*** Extracted records
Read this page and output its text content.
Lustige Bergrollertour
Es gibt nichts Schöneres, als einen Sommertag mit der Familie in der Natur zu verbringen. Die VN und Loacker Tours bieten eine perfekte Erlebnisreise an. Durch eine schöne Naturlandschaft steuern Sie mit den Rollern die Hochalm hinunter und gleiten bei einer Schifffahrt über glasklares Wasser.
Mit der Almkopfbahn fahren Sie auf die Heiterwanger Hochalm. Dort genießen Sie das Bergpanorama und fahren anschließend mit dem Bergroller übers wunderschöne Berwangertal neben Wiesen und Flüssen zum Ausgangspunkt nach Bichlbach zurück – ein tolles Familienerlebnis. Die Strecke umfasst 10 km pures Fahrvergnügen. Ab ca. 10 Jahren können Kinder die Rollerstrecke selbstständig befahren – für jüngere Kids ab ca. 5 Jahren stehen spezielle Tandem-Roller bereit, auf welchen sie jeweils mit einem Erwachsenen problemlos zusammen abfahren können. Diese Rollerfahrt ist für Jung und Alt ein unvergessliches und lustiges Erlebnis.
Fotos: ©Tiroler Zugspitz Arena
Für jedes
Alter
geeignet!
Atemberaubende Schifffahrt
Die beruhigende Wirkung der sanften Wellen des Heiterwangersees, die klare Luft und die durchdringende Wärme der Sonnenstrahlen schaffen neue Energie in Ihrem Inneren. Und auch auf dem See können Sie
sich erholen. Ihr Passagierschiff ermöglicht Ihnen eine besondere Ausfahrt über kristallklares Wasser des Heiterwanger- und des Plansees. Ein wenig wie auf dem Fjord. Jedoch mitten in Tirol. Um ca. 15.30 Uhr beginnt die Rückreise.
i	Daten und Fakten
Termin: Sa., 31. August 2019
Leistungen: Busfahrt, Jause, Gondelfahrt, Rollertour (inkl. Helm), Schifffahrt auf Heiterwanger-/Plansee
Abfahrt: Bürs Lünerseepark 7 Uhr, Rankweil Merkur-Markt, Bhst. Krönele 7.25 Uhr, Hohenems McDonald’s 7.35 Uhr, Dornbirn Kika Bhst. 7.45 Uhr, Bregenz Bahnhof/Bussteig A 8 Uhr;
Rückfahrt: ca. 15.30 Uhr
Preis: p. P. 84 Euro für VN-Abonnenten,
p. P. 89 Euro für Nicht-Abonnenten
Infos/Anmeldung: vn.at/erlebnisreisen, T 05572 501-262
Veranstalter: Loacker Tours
******
--- Exercise description ---
Return every line in the listing that contains the word "Tours".

--- Result of this exercise ---
Es gibt nichts Schöneres, als einen Sommertag mit der Familie in der Natur zu verbringen. Die VN und Loacker Tours bieten eine perfekte Erlebnisreise an. Durch eine schöne Naturlandschaft steuern Sie mit den Rollern die Hochalm hinunter und gleiten bei einer Schifffahrt über glasklares Wasser.
Veranstalter: Loacker Tours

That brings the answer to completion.